▸ SHORT TASK
Reproduce the material exactly, omitting nothing.
## Start DATASET ENTRIES
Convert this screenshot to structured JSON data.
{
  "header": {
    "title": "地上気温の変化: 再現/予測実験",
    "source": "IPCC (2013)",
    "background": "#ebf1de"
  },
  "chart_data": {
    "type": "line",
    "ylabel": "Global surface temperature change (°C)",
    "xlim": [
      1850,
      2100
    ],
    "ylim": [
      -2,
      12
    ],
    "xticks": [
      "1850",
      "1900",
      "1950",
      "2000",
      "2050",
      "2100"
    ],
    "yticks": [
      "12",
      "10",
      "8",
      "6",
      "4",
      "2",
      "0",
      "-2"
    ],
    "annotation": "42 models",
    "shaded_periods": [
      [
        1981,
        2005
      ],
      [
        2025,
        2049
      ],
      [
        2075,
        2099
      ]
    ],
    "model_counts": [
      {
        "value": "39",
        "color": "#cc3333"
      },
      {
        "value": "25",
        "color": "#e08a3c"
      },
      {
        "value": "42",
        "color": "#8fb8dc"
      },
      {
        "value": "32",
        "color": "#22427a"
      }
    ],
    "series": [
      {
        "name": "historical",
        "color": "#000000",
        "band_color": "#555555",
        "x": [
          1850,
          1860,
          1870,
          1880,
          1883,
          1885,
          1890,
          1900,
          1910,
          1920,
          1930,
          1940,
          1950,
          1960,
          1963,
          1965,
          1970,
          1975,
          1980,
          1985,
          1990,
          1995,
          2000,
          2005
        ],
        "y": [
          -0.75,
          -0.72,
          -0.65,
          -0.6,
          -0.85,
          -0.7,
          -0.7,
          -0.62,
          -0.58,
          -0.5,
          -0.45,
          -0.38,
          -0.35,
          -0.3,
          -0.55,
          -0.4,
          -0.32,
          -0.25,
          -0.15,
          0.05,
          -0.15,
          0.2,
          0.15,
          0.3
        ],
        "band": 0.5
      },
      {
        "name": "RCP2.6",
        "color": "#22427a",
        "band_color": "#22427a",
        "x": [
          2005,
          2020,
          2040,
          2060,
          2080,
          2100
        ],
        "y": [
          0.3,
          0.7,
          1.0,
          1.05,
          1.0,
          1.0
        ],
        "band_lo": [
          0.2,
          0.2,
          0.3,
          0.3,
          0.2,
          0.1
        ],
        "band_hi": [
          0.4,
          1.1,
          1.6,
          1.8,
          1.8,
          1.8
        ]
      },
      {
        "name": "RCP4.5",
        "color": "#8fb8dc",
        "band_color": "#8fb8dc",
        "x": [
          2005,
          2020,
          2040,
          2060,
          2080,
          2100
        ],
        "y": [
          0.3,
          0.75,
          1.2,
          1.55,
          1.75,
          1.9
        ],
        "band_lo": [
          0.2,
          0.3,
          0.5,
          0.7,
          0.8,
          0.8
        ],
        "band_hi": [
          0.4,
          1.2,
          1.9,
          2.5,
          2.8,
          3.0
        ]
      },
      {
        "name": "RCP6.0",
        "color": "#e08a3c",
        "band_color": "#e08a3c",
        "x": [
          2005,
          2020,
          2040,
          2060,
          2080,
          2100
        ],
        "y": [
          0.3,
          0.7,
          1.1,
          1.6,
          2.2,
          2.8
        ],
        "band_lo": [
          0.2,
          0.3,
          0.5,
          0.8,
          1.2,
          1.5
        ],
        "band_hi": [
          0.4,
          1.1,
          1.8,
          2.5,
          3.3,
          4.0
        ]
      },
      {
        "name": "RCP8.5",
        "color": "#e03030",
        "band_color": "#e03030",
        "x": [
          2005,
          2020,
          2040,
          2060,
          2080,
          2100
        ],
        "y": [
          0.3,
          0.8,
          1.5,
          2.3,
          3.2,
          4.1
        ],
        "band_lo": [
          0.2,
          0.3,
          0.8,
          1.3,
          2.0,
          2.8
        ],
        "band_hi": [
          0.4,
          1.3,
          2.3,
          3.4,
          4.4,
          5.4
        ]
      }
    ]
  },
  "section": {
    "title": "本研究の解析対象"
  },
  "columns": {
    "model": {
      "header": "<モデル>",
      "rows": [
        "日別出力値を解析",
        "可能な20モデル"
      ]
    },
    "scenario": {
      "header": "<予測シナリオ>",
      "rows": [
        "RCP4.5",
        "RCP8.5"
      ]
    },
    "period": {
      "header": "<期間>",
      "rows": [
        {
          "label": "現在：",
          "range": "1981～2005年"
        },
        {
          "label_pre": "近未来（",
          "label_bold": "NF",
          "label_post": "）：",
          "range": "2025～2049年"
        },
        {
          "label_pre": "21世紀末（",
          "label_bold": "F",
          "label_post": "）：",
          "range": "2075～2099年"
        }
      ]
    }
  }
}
## End DATASET ENTRIES
▸ OUTPUT FOR THIS EXERCISE
Convert this screenshot to structured JSON data.
{
  "header": {
    "title": "地上気温の変化: 再現/予測実験",
    "source": "IPCC (2013)",
    "background": "#ebf1de"
  },
  "chart_data": {
    "type": "line",
    "ylabel": "Global surface temperature change (°C)",
    "xlim": [
      1850,
      2100
    ],
    "ylim": [
      -2,
      12
    ],
    "xticks": [
      "1850",
      "1900",
      "1950",
      "2000",
      "2050",
      "2100"
    ],
    "yticks": [
      "12",
      "10",
      "8",
      "6",
      "4",
      "2",
      "0",
      "-2"
    ],
    "annotation": "42 models",
    "shaded_periods": [
      [
        1981,
        2005
      ],
      [
        2025,
        2049
      ],
      [
        2075,
        2099
      ]
    ],
    "model_counts": [
      {
        "value": "39",
        "color": "#cc3333"
      },
      {
        "value": "25",
        "color": "#e08a3c"
      },
      {
        "value": "42",
        "color": "#8fb8dc"
      },
      {
        "value": "32",
        "color": "#22427a"
      }
    ],
    "series": [
      {
        "name": "historical",
        "color": "#000000",
        "band_color": "#555555",
        "x": [
          1850,
          1860,
          1870,
          1880,
          1883,
          1885,
          1890,
          1900,
          1910,
          1920,
          1930,
          1940,
          1950,
          1960,
          1963,
          1965,
          1970,
          1975,
          1980,
          1985,
          1990,
          1995,
          2000,
          2005
        ],
        "y": [
          -0.75,
          -0.72,
          -0.65,
          -0.6,
          -0.85,
          -0.7,
          -0.7,
          -0.62,
          -0.58,
          -0.5,
          -0.45,
          -0.38,
          -0.35,
          -0.3,
          -0.55,
          -0.4,
          -0.32,
          -0.25,
          -0.15,
          0.05,
          -0.15,
          0.2,
          0.15,
          0.3
        ],
        "band": 0.5
      },
      {
        "name": "RCP2.6",
        "color": "#22427a",
        "band_color": "#22427a",
        "x": [
          2005,
          2020,
          2040,
          2060,
          2080,
          2100
        ],
        "y": [
          0.3,
          0.7,
          1.0,
          1.05,
          1.0,
          1.0
        ],
        "band_lo": [
          0.2,
          0.2,
          0.3,
          0.3,
          0.2,
          0.1
        ],
        "band_hi": [
          0.4,
          1.1,
          1.6,
          1.8,
          1.8,
          1.8
        ]
      },
      {
        "name": "RCP4.5",
        "color": "#8fb8dc",
        "band_color": "#8fb8dc",
        "x": [
          2005,
          2020,
          2040,
          2060,
          2080,
          2100
        ],
        "y": [
          0.3,
          0.75,
          1.2,
          1.55,
          1.75,
          1.9
        ],
        "band_lo": [
          0.2,
          0.3,
          0.5,
          0.7,
          0.8,
          0.8
        ],
        "band_hi": [
          0.4,
          1.2,
          1.9,
          2.5,
          2.8,
          3.0
        ]
      },
      {
        "name": "RCP6.0",
        "color": "#e08a3c",
        "band_color": "#e08a3c",
        "x": [
          2005,
          2020,
          2040,
          2060,
          2080,
          2100
        ],
        "y": [
          0.3,
          0.7,
          1.1,
          1.6,
          2.2,
          2.8
        ],
        "band_lo": [
          0.2,
          0.3,
          0.5,
          0.8,
          1.2,
          1.5
        ],
        "band_hi": [
          0.4,
          1.1,
          1.8,
          2.5,
          3.3,
          4.0
        ]
      },
      {
        "name": "RCP8.5",
        "color": "#e03030",
        "band_color": "#e03030",
        "x": [
          2005,
          2020,
          2040,
          2060,
          2080,
          2100
        ],
        "y": [
          0.3,
          0.8,
          1.5,
          2.3,
          3.2,
          4.1
        ],
        "band_lo": [
          0.2,
          0.3,
          0.8,
          1.3,
          2.0,
          2.8
        ],
        "band_hi": [
          0.4,
          1.3,
          2.3,
          3.4,
          4.4,
          5.4
        ]
      }
    ]
  },
  "section": {
    "title": "本研究の解析対象"
  },
  "columns": {
    "model": {
      "header": "<モデル>",
      "rows": [
        "日別出力値を解析",
        "可能な20モデル"
      ]
    },
    "scenario": {
      "header": "<予測シナリオ>",
      "rows": [
        "RCP4.5",
        "RCP8.5"
      ]
    },
    "period": {
      "header": "<期間>",
      "rows": [
        {
          "label": "現在：",
          "range": "1981～2005年"
        },
        {
          "label_pre": "近未来（",
          "label_bold": "NF",
          "label_post": "）：",
          "range": "2025～2049年"
        },
        {
          "label_pre": "21世紀末（",
          "label_bold": "F",
          "label_post": "）：",
          "range": "2075～2099年"
        }
      ]
    }
  }
}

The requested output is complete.